選んだ抜粋:
これは私の給料でも同じで、例えばカメルーンにいたときは、給料はまずパリに送られてパリの日系銀行に入るんです。その口座に入っていることを確認したら、送金指示書を出すわけです。カメルーンに支店のある銀行は限られますからフランス系になるんですが、日本でいうと大阪のポジションにあたるドゥアラの支店に送るんです。そこから首都のヤウンデにある、ドゥアラ支店のさらに支店へ送るように指示すると、ドゥアラに着いたものがヤウンデまで来るようになっているんですが、パリに指示を出してスムーズに着くということがない。指示書を出してから2、3週間ぐらい経ってヤウンデの支店に行き「お金を引き出すよ」と言うと「お金、ないです」と言うんですね。「もうずっと前に指示を出しているんだ」と言いましたが「でも、来てません」と。会計担当者に「行方不明になっちゃったから探してよ」と伝えて、彼がパリに連絡し、パリからドゥアラにお金が着いているかを調べてもらい、ヤウンデの支店からはドゥアラに「どうなっているんだ!?」と照会してもらうわけです。そうすると「どっかで消えちゃいました」って(笑)

G:
どっかで消えたなんて、そんな馬鹿な……。

国枝:
だいたいそういう返事が来るんですよ。それからさら3週間ぐらいすると「あっ、見つかりました」という連絡があって、ようやくドゥアラに着く。ドゥアラに着いて、次はヤウンデ。ヤウンデもちゃんとフォローしておかないとまたそこで「どこかに消えちゃいました」ということになる。結局、東京で給料を振り込んでくれてから、私の手元に入るのは2ヶ月、3ヶ月というのがざらでした。それも、ずっとトレースしてコレです。

G:
単純にお金の移動だけでそんなことになったりするんですね……。これは頻繁に起きるものなんですか。

国枝:
もう頻繁ですよ、いつもです。

G:
いつも!?

データ行:
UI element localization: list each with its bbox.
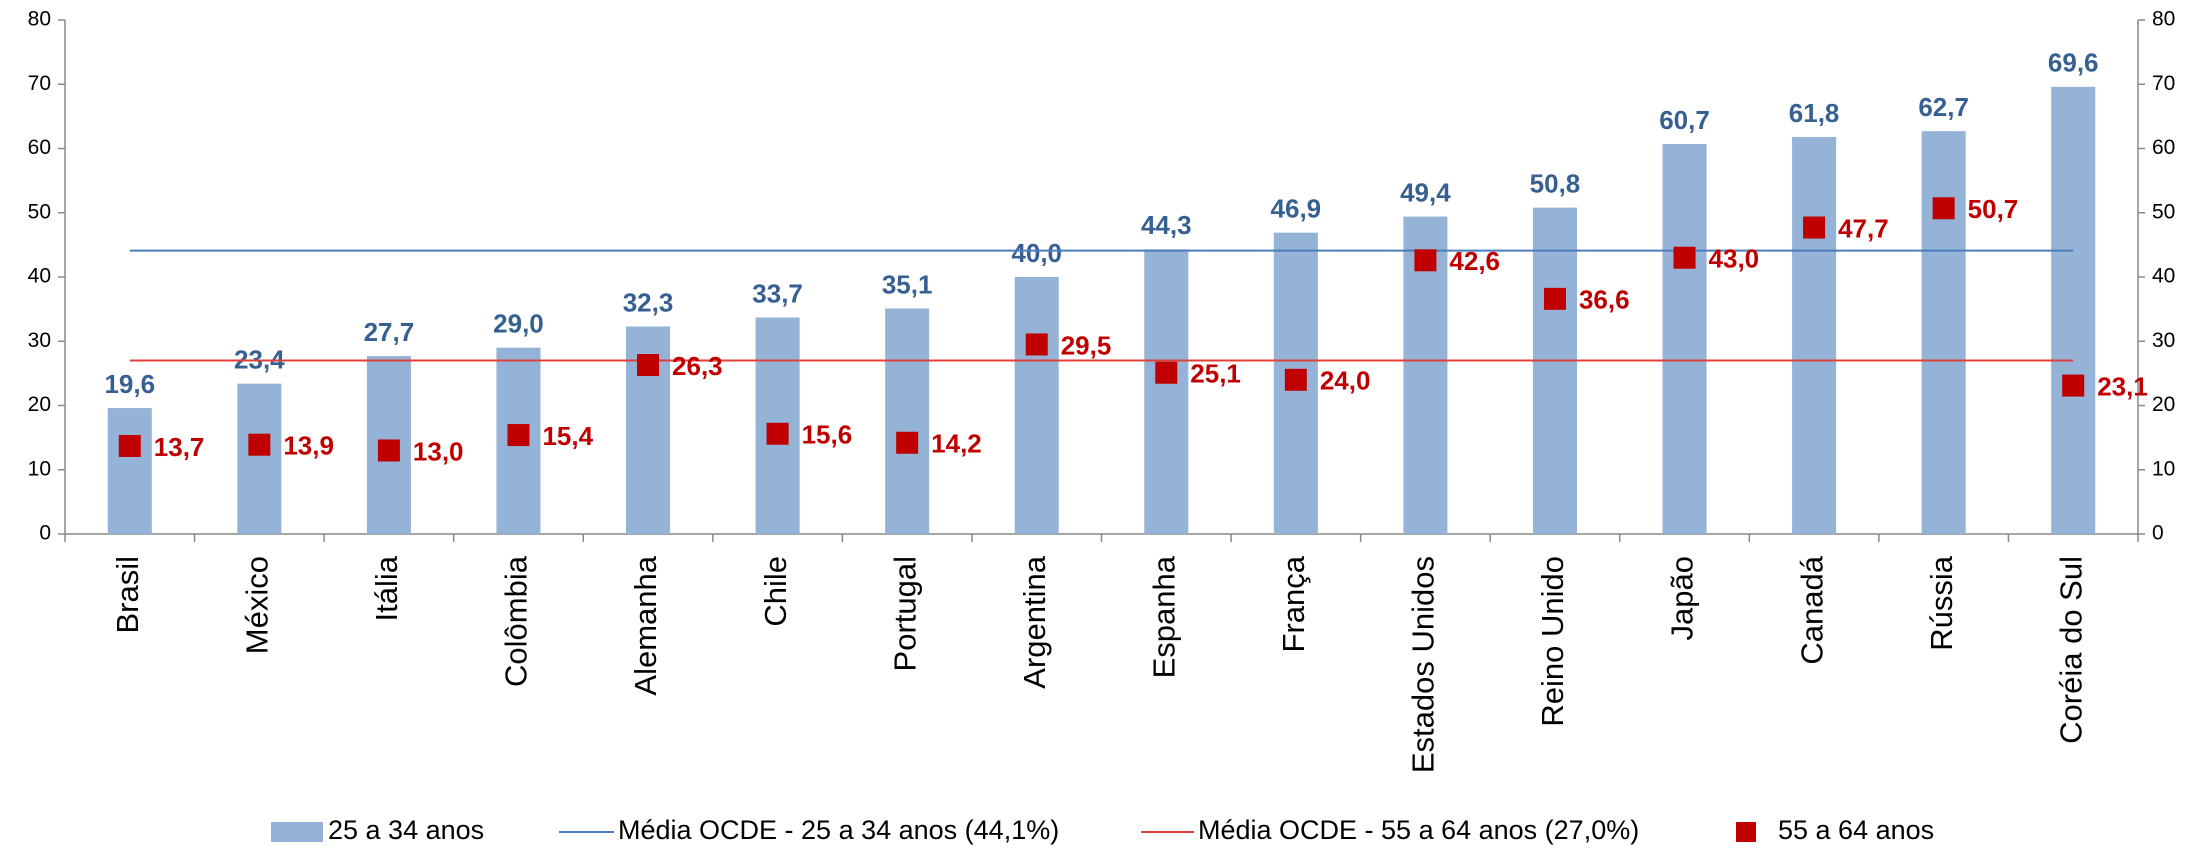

取り組む作業:
カメルーンでの給料の送金をめぐる対談のうち、「これは私の給料でも同じで、例」から「ずっとトレースしてコレです。」までのすべてを、一字一句違えずに打ち直してください。

作業の結果:
これは私の給料でも同じで、例えばカメルーンにいたときは、給料はまずパリに送られてパリの日系銀行に入るんです。その口座に入っていることを確認したら、送金指示書を出すわけです。カメルーンに支店のある銀行は限られますからフランス系になるんですが、日本でいうと大阪のポジションにあたるドゥアラの支店に送るんです。そこから首都のヤウンデにある、ドゥアラ支店のさらに支店へ送るように指示すると、ドゥアラに着いたものがヤウンデまで来るようになっているんですが、パリに指示を出してスムーズに着くということがない。指示書を出してから2、3週間ぐらい経ってヤウンデの支店に行き「お金を引き出すよ」と言うと「お金、ないです」と言うんですね。「もうずっと前に指示を出しているんだ」と言いましたが「でも、来てません」と。会計担当者に「行方不明になっちゃったから探してよ」と伝えて、彼がパリに連絡し、パリからドゥアラにお金が着いているかを調べてもらい、ヤウンデの支店からはドゥアラに「どうなっているんだ!?」と照会してもらうわけです。そうすると「どっかで消えちゃいました」って(笑)

G:
どっかで消えたなんて、そんな馬鹿な……。

国枝:
だいたいそういう返事が来るんですよ。それからさら3週間ぐらいすると「あっ、見つかりました」という連絡があって、ようやくドゥアラに着く。ドゥアラに着いて、次はヤウンデ。ヤウンデもちゃんとフォローしておかないとまたそこで「どこかに消えちゃいました」ということになる。結局、東京で給料を振り込んでくれてから、私の手元に入るのは2ヶ月、3ヶ月というのがざらでした。それも、ずっとトレースしてコレです。